● WHAT IS ASKED: Rewrite only the stretch of the listing from the line containing "Identify 20 of" through the line containing "legend-label: スギ bbox=[665, 234, 697, 253]", changing "y-tick-label" to "y-axis-tick" and keeping everything else the same.
━━━━━ STORED RECORDS
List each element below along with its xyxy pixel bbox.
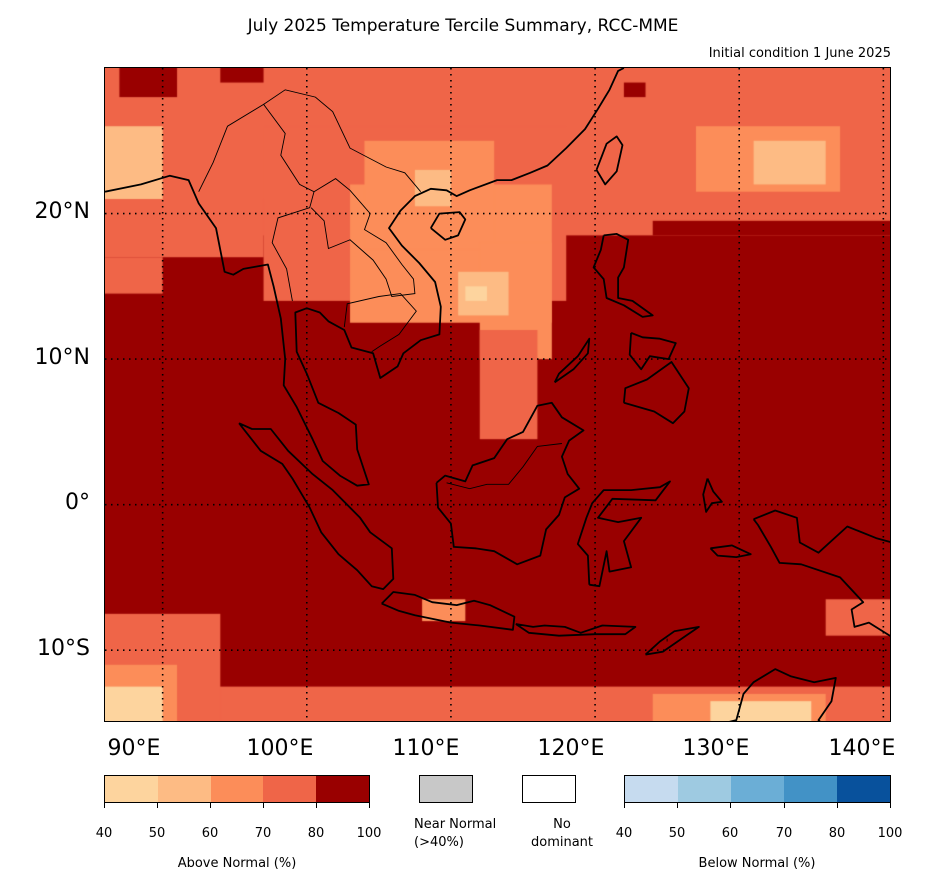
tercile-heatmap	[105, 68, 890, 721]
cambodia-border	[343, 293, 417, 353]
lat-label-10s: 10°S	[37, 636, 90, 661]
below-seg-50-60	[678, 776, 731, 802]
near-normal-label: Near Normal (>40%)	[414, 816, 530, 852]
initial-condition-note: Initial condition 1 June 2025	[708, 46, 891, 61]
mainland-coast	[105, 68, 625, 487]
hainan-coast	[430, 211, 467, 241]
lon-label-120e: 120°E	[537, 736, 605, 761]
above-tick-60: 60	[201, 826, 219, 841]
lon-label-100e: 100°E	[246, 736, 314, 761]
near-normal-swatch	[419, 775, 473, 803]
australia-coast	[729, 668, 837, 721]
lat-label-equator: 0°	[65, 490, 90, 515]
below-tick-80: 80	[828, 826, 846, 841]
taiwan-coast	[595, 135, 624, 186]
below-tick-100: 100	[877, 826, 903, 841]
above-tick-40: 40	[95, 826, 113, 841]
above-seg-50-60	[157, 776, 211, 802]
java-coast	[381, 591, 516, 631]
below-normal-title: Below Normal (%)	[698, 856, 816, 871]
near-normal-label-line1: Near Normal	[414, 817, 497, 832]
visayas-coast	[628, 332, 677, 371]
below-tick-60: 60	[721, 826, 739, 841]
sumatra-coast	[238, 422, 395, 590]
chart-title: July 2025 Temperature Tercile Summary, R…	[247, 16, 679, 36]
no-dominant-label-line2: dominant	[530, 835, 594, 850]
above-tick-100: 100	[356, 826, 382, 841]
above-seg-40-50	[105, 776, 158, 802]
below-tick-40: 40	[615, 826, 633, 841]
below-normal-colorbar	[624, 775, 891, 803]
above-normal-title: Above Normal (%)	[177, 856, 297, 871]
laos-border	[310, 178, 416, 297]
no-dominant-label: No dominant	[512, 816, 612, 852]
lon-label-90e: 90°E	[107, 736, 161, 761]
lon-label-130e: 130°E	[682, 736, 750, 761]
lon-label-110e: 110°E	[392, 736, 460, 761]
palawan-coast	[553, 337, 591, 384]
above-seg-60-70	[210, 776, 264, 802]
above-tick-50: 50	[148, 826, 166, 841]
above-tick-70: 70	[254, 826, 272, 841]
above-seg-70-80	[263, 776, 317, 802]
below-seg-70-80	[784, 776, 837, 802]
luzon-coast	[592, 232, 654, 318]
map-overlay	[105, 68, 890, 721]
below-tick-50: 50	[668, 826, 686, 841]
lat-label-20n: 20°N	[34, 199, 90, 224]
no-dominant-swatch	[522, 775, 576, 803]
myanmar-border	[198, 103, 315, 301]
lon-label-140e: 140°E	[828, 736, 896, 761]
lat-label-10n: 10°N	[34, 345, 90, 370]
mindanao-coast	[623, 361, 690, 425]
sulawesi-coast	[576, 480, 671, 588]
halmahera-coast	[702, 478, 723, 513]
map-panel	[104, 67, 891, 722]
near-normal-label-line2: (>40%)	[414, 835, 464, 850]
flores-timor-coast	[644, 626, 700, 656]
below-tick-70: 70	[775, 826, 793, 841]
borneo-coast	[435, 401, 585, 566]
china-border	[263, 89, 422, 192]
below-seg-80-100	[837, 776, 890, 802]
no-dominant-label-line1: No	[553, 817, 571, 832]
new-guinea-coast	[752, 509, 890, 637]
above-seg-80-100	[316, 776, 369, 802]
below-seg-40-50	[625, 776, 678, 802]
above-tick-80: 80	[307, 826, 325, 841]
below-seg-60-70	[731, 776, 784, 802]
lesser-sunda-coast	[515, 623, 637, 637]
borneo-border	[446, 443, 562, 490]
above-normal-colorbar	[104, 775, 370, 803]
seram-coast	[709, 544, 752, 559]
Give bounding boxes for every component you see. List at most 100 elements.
━━━━━━━━━━
━━━━━ STORED RECORDS
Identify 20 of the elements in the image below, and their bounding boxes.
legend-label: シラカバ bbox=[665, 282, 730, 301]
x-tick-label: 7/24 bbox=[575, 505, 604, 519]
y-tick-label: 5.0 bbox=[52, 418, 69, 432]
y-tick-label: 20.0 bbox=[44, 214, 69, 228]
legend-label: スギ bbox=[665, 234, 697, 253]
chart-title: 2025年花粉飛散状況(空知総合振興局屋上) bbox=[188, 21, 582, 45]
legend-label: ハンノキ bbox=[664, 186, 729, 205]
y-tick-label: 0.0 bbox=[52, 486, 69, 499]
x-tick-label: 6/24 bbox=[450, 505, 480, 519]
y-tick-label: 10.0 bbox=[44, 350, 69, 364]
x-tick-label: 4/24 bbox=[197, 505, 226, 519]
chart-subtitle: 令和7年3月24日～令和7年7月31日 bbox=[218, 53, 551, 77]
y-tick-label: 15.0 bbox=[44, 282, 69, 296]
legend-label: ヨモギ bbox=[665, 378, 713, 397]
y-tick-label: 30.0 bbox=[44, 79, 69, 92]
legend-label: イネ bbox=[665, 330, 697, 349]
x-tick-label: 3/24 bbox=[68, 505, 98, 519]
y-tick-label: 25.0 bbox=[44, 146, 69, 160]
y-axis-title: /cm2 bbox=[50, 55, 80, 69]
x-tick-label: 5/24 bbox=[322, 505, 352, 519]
━━━━━━━━━━
━━━━━ STORED RECORDS
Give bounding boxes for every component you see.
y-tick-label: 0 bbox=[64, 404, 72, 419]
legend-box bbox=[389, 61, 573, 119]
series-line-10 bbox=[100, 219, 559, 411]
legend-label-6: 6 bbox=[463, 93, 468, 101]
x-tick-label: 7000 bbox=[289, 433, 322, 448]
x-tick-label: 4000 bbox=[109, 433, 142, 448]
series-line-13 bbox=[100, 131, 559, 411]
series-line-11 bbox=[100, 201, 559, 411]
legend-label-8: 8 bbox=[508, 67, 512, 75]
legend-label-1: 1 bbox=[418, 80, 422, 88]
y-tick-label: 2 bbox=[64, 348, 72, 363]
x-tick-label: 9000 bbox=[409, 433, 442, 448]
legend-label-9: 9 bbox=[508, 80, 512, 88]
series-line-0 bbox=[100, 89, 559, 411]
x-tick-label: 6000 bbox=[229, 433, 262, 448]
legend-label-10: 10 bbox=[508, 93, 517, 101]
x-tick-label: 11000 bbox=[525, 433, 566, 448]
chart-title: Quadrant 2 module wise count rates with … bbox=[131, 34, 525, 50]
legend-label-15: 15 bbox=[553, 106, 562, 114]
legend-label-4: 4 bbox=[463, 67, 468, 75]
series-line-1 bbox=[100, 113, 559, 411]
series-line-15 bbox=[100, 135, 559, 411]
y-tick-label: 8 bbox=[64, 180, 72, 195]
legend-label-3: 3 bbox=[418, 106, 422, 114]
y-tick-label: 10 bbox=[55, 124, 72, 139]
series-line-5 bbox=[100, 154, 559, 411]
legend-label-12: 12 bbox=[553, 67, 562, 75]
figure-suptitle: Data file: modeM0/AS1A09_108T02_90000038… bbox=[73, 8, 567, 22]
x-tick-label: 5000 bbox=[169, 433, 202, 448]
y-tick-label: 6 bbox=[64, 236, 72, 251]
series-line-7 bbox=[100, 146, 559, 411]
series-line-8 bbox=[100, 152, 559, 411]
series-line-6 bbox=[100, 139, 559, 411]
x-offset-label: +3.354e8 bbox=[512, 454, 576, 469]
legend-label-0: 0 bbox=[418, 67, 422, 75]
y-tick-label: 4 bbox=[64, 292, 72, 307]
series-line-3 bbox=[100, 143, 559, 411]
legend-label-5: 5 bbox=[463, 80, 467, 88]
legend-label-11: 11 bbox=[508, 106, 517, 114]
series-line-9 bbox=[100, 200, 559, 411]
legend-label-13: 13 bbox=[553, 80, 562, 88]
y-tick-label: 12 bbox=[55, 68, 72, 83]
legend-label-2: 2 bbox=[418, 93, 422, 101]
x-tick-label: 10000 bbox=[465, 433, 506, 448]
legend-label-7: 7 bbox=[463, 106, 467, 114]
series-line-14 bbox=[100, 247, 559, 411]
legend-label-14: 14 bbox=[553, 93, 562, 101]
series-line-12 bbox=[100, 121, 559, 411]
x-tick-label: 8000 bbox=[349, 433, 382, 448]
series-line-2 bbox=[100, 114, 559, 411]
━━━━━━━━━━
● OUTPUT OF THE TASK:
Identify 20 of the elements in the image below, and their bounding boxes.
legend-label: シラカバ bbox=[665, 282, 730, 301]
x-tick-label: 7/24 bbox=[575, 505, 604, 519]
y-axis-tick: 5.0 bbox=[52, 418, 69, 432]
y-axis-tick: 20.0 bbox=[44, 214, 69, 228]
legend-label: スギ bbox=[665, 234, 697, 253]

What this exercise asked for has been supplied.